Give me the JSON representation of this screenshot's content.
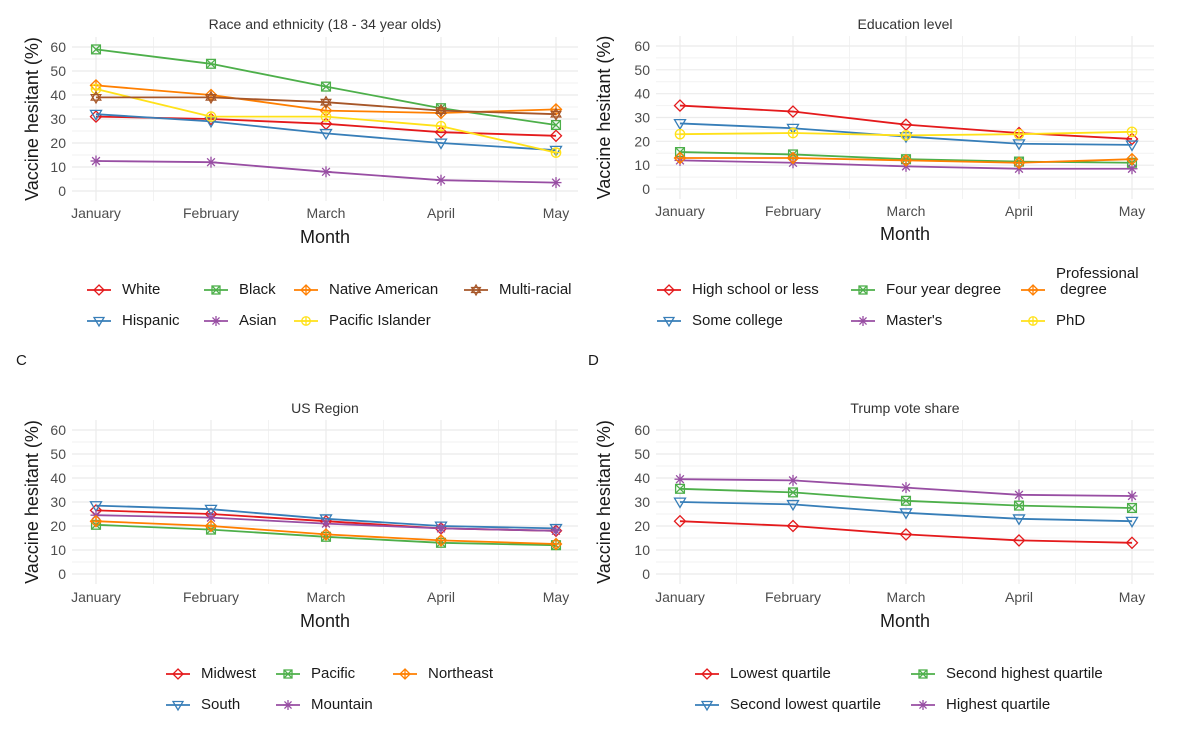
{
  "panel_tags": [
    "C",
    "D"
  ],
  "chart_data": [
    {
      "type": "line",
      "title": "Race and ethnicity (18 - 34 year olds)",
      "xlabel": "Month",
      "ylabel": "Vaccine hesitant (%)",
      "categories": [
        "January",
        "February",
        "March",
        "April",
        "May"
      ],
      "ylim": [
        0,
        60
      ],
      "yticks": [
        0,
        10,
        20,
        30,
        40,
        50,
        60
      ],
      "grid": true,
      "legend_position": "bottom",
      "series": [
        {
          "name": "White",
          "color": "#e41a1c",
          "marker": "diamond",
          "values": [
            31,
            30,
            28,
            24.5,
            23
          ]
        },
        {
          "name": "Hispanic",
          "color": "#377eb8",
          "marker": "triangle-down",
          "values": [
            32,
            29,
            24,
            20,
            17
          ]
        },
        {
          "name": "Black",
          "color": "#4daf4a",
          "marker": "square-cross",
          "values": [
            59,
            53,
            43.5,
            34.5,
            27.5
          ]
        },
        {
          "name": "Asian",
          "color": "#984ea3",
          "marker": "asterisk",
          "values": [
            12.5,
            12,
            8,
            4.5,
            3.5
          ]
        },
        {
          "name": "Native American",
          "color": "#ff7f00",
          "marker": "diamond-plus",
          "values": [
            44,
            40,
            33.5,
            32.5,
            34
          ]
        },
        {
          "name": "Pacific Islander",
          "color": "#ffe119",
          "marker": "circle-plus",
          "values": [
            42.5,
            31,
            31,
            27,
            16
          ]
        },
        {
          "name": "Multi-racial",
          "color": "#a65628",
          "marker": "star-of-david",
          "values": [
            39,
            39,
            37,
            33.5,
            32
          ]
        }
      ]
    },
    {
      "type": "line",
      "title": "Education level",
      "xlabel": "Month",
      "ylabel": "Vaccine hesitant (%)",
      "categories": [
        "January",
        "February",
        "March",
        "April",
        "May"
      ],
      "ylim": [
        0,
        60
      ],
      "yticks": [
        0,
        10,
        20,
        30,
        40,
        50,
        60
      ],
      "grid": true,
      "legend_position": "bottom",
      "series": [
        {
          "name": "High school or less",
          "color": "#e41a1c",
          "marker": "diamond",
          "values": [
            35,
            32.5,
            27,
            23.5,
            21
          ]
        },
        {
          "name": "Some college",
          "color": "#377eb8",
          "marker": "triangle-down",
          "values": [
            27.5,
            25.5,
            22,
            19,
            18.5
          ]
        },
        {
          "name": "Four year degree",
          "color": "#4daf4a",
          "marker": "square-cross",
          "values": [
            15.5,
            14.5,
            12.5,
            11.5,
            11
          ]
        },
        {
          "name": "Master's",
          "color": "#984ea3",
          "marker": "asterisk",
          "values": [
            12,
            11,
            9.5,
            8.5,
            8.5
          ]
        },
        {
          "name": "Professional\n degree",
          "color": "#ff7f00",
          "marker": "diamond-plus",
          "values": [
            13,
            13,
            12,
            11,
            12.5
          ]
        },
        {
          "name": "PhD",
          "color": "#ffe119",
          "marker": "circle-plus",
          "values": [
            23,
            23.5,
            22.5,
            23,
            24
          ]
        }
      ]
    },
    {
      "type": "line",
      "title": "US Region",
      "xlabel": "Month",
      "ylabel": "Vaccine hesitant (%)",
      "categories": [
        "January",
        "February",
        "March",
        "April",
        "May"
      ],
      "ylim": [
        0,
        60
      ],
      "yticks": [
        0,
        10,
        20,
        30,
        40,
        50,
        60
      ],
      "grid": true,
      "legend_position": "bottom",
      "series": [
        {
          "name": "Midwest",
          "color": "#e41a1c",
          "marker": "diamond",
          "values": [
            26.5,
            25,
            22,
            19,
            18
          ]
        },
        {
          "name": "South",
          "color": "#377eb8",
          "marker": "triangle-down",
          "values": [
            28.5,
            27,
            23,
            20,
            19
          ]
        },
        {
          "name": "Pacific",
          "color": "#4daf4a",
          "marker": "square-cross",
          "values": [
            20.5,
            18.5,
            15.5,
            13,
            12
          ]
        },
        {
          "name": "Mountain",
          "color": "#984ea3",
          "marker": "asterisk",
          "values": [
            24.5,
            23.5,
            21,
            19,
            18
          ]
        },
        {
          "name": "Northeast",
          "color": "#ff7f00",
          "marker": "diamond-plus",
          "values": [
            22,
            20,
            16.5,
            14,
            12.5
          ]
        }
      ]
    },
    {
      "type": "line",
      "title": "Trump vote share",
      "xlabel": "Month",
      "ylabel": "Vaccine hesitant (%)",
      "categories": [
        "January",
        "February",
        "March",
        "April",
        "May"
      ],
      "ylim": [
        0,
        60
      ],
      "yticks": [
        0,
        10,
        20,
        30,
        40,
        50,
        60
      ],
      "grid": true,
      "legend_position": "bottom",
      "series": [
        {
          "name": "Lowest quartile",
          "color": "#e41a1c",
          "marker": "diamond",
          "values": [
            22,
            20,
            16.5,
            14,
            13
          ]
        },
        {
          "name": "Second lowest quartile",
          "color": "#377eb8",
          "marker": "triangle-down",
          "values": [
            30,
            29,
            25.5,
            23,
            22
          ]
        },
        {
          "name": "Second highest quartile",
          "color": "#4daf4a",
          "marker": "square-cross",
          "values": [
            35.5,
            34,
            30.5,
            28.5,
            27.5
          ]
        },
        {
          "name": "Highest quartile",
          "color": "#984ea3",
          "marker": "asterisk",
          "values": [
            39.5,
            39,
            36,
            33,
            32.5
          ]
        }
      ]
    }
  ]
}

▸ DIRECTION: Excluding the pictures, reproduce every entry exactly as given.

▸ EXERCISE SOLUTION:
Give me the JSON representation of this screenshot's content.
{
  "panel_tags": [
    "C",
    "D"
  ],
  "chart_data": [
    {
      "type": "line",
      "title": "Race and ethnicity (18 - 34 year olds)",
      "xlabel": "Month",
      "ylabel": "Vaccine hesitant (%)",
      "categories": [
        "January",
        "February",
        "March",
        "April",
        "May"
      ],
      "ylim": [
        0,
        60
      ],
      "yticks": [
        0,
        10,
        20,
        30,
        40,
        50,
        60
      ],
      "grid": true,
      "legend_position": "bottom",
      "series": [
        {
          "name": "White",
          "color": "#e41a1c",
          "marker": "diamond",
          "values": [
            31,
            30,
            28,
            24.5,
            23
          ]
        },
        {
          "name": "Hispanic",
          "color": "#377eb8",
          "marker": "triangle-down",
          "values": [
            32,
            29,
            24,
            20,
            17
          ]
        },
        {
          "name": "Black",
          "color": "#4daf4a",
          "marker": "square-cross",
          "values": [
            59,
            53,
            43.5,
            34.5,
            27.5
          ]
        },
        {
          "name": "Asian",
          "color": "#984ea3",
          "marker": "asterisk",
          "values": [
            12.5,
            12,
            8,
            4.5,
            3.5
          ]
        },
        {
          "name": "Native American",
          "color": "#ff7f00",
          "marker": "diamond-plus",
          "values": [
            44,
            40,
            33.5,
            32.5,
            34
          ]
        },
        {
          "name": "Pacific Islander",
          "color": "#ffe119",
          "marker": "circle-plus",
          "values": [
            42.5,
            31,
            31,
            27,
            16
          ]
        },
        {
          "name": "Multi-racial",
          "color": "#a65628",
          "marker": "star-of-david",
          "values": [
            39,
            39,
            37,
            33.5,
            32
          ]
        }
      ]
    },
    {
      "type": "line",
      "title": "Education level",
      "xlabel": "Month",
      "ylabel": "Vaccine hesitant (%)",
      "categories": [
        "January",
        "February",
        "March",
        "April",
        "May"
      ],
      "ylim": [
        0,
        60
      ],
      "yticks": [
        0,
        10,
        20,
        30,
        40,
        50,
        60
      ],
      "grid": true,
      "legend_position": "bottom",
      "series": [
        {
          "name": "High school or less",
          "color": "#e41a1c",
          "marker": "diamond",
          "values": [
            35,
            32.5,
            27,
            23.5,
            21
          ]
        },
        {
          "name": "Some college",
          "color": "#377eb8",
          "marker": "triangle-down",
          "values": [
            27.5,
            25.5,
            22,
            19,
            18.5
          ]
        },
        {
          "name": "Four year degree",
          "color": "#4daf4a",
          "marker": "square-cross",
          "values": [
            15.5,
            14.5,
            12.5,
            11.5,
            11
          ]
        },
        {
          "name": "Master's",
          "color": "#984ea3",
          "marker": "asterisk",
          "values": [
            12,
            11,
            9.5,
            8.5,
            8.5
          ]
        },
        {
          "name": "Professional\n degree",
          "color": "#ff7f00",
          "marker": "diamond-plus",
          "values": [
            13,
            13,
            12,
            11,
            12.5
          ]
        },
        {
          "name": "PhD",
          "color": "#ffe119",
          "marker": "circle-plus",
          "values": [
            23,
            23.5,
            22.5,
            23,
            24
          ]
        }
      ]
    },
    {
      "type": "line",
      "title": "US Region",
      "xlabel": "Month",
      "ylabel": "Vaccine hesitant (%)",
      "categories": [
        "January",
        "February",
        "March",
        "April",
        "May"
      ],
      "ylim": [
        0,
        60
      ],
      "yticks": [
        0,
        10,
        20,
        30,
        40,
        50,
        60
      ],
      "grid": true,
      "legend_position": "bottom",
      "series": [
        {
          "name": "Midwest",
          "color": "#e41a1c",
          "marker": "diamond",
          "values": [
            26.5,
            25,
            22,
            19,
            18
          ]
        },
        {
          "name": "South",
          "color": "#377eb8",
          "marker": "triangle-down",
          "values": [
            28.5,
            27,
            23,
            20,
            19
          ]
        },
        {
          "name": "Pacific",
          "color": "#4daf4a",
          "marker": "square-cross",
          "values": [
            20.5,
            18.5,
            15.5,
            13,
            12
          ]
        },
        {
          "name": "Mountain",
          "color": "#984ea3",
          "marker": "asterisk",
          "values": [
            24.5,
            23.5,
            21,
            19,
            18
          ]
        },
        {
          "name": "Northeast",
          "color": "#ff7f00",
          "marker": "diamond-plus",
          "values": [
            22,
            20,
            16.5,
            14,
            12.5
          ]
        }
      ]
    },
    {
      "type": "line",
      "title": "Trump vote share",
      "xlabel": "Month",
      "ylabel": "Vaccine hesitant (%)",
      "categories": [
        "January",
        "February",
        "March",
        "April",
        "May"
      ],
      "ylim": [
        0,
        60
      ],
      "yticks": [
        0,
        10,
        20,
        30,
        40,
        50,
        60
      ],
      "grid": true,
      "legend_position": "bottom",
      "series": [
        {
          "name": "Lowest quartile",
          "color": "#e41a1c",
          "marker": "diamond",
          "values": [
            22,
            20,
            16.5,
            14,
            13
          ]
        },
        {
          "name": "Second lowest quartile",
          "color": "#377eb8",
          "marker": "triangle-down",
          "values": [
            30,
            29,
            25.5,
            23,
            22
          ]
        },
        {
          "name": "Second highest quartile",
          "color": "#4daf4a",
          "marker": "square-cross",
          "values": [
            35.5,
            34,
            30.5,
            28.5,
            27.5
          ]
        },
        {
          "name": "Highest quartile",
          "color": "#984ea3",
          "marker": "asterisk",
          "values": [
            39.5,
            39,
            36,
            33,
            32.5
          ]
        }
      ]
    }
  ]
}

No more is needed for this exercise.